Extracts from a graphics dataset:
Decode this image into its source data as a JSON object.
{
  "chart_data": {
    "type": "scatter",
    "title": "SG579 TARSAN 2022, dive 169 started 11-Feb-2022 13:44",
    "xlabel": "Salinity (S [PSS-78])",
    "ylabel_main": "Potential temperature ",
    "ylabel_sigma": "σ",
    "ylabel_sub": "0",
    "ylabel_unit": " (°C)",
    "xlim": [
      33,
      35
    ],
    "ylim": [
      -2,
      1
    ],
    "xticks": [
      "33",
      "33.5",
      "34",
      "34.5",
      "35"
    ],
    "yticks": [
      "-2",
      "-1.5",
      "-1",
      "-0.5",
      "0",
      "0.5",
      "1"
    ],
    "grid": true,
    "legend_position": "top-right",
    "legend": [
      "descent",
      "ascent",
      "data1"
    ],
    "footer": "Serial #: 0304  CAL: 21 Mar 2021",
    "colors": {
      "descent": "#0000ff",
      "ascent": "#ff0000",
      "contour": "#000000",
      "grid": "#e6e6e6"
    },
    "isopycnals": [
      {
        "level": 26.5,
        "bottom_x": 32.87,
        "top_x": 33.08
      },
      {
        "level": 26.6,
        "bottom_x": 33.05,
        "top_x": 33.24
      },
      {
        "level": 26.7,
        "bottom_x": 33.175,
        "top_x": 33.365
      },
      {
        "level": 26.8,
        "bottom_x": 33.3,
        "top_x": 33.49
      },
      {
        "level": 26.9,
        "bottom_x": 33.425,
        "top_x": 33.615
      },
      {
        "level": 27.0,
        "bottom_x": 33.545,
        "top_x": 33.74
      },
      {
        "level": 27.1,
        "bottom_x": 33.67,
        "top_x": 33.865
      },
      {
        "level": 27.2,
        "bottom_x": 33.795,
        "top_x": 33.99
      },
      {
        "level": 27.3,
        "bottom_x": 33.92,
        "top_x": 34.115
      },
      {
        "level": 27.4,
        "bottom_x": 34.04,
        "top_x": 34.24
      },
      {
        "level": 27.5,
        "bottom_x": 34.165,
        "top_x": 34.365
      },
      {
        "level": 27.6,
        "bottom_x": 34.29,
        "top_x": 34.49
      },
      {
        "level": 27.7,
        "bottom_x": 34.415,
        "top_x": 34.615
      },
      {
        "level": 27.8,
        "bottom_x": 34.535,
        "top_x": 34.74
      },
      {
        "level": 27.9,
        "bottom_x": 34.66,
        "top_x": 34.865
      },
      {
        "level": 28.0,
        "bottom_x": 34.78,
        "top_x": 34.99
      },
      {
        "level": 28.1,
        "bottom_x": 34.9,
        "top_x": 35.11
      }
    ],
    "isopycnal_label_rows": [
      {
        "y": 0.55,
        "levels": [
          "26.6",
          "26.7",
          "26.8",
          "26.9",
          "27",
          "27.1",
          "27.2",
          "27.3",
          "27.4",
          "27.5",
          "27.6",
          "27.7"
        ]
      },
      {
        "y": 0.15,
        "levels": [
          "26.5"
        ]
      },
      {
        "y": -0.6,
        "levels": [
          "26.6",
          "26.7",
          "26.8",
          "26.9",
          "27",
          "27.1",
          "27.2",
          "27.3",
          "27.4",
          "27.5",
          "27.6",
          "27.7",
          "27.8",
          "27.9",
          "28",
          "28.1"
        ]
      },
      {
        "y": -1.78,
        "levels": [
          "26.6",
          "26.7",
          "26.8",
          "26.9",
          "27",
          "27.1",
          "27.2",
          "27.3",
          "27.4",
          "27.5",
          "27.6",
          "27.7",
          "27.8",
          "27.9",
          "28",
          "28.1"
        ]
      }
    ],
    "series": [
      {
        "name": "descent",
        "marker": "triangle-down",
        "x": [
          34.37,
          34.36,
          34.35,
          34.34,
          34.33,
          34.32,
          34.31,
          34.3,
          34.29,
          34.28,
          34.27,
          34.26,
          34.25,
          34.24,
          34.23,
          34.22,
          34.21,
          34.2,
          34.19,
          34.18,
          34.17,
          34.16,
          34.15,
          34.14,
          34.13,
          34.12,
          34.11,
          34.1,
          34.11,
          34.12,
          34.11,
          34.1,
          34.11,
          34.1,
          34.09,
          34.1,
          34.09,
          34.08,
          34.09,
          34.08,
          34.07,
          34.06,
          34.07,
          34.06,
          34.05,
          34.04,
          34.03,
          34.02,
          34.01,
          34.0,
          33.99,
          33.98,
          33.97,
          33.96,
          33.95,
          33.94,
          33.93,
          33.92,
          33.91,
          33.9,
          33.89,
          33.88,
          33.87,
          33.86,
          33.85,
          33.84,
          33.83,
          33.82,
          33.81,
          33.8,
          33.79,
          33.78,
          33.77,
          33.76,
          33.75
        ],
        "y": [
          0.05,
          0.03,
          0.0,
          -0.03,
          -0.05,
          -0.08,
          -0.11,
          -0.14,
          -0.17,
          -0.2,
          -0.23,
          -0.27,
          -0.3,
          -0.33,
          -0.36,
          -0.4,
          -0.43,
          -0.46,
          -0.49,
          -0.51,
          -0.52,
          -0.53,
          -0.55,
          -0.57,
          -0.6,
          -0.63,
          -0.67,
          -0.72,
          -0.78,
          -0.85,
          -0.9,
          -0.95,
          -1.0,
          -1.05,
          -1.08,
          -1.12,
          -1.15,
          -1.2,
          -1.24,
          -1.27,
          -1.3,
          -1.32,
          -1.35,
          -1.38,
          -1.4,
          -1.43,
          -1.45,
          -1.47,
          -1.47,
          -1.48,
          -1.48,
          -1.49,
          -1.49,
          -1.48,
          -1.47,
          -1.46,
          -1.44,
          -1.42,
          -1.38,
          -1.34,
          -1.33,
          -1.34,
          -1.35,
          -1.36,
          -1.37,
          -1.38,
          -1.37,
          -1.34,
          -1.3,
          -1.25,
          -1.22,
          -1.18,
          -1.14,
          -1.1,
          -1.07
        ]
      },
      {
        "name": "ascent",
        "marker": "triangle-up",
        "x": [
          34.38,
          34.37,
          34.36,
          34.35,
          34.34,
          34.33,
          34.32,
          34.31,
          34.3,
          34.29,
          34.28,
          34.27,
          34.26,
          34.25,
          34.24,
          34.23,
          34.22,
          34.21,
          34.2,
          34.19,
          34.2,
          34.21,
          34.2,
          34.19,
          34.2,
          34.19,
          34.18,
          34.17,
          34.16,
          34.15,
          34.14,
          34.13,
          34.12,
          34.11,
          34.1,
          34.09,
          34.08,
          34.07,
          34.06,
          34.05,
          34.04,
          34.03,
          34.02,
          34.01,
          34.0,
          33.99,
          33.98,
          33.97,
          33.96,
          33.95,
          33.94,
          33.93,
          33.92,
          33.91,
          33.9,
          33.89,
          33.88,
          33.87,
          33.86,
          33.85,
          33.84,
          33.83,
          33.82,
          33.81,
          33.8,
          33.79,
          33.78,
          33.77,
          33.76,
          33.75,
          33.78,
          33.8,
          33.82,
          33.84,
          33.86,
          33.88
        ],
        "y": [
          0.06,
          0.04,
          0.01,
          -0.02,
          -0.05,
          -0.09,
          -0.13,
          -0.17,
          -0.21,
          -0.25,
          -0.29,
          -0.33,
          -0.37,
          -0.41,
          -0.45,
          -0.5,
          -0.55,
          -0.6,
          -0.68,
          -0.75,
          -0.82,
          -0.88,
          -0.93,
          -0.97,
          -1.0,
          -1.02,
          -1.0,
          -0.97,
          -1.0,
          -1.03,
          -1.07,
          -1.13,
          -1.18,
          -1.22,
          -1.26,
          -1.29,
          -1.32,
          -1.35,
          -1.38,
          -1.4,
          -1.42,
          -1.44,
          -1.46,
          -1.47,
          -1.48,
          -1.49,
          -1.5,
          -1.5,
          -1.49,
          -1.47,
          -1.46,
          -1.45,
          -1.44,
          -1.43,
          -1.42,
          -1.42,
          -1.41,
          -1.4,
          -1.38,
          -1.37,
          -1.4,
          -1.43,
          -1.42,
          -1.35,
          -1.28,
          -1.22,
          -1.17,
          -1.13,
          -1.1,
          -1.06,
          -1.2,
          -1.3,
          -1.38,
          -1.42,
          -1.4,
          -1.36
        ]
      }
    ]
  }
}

__Your task__. Scan the records above and report how many lines include the word "marker", without any other text.

__Right answer__. 2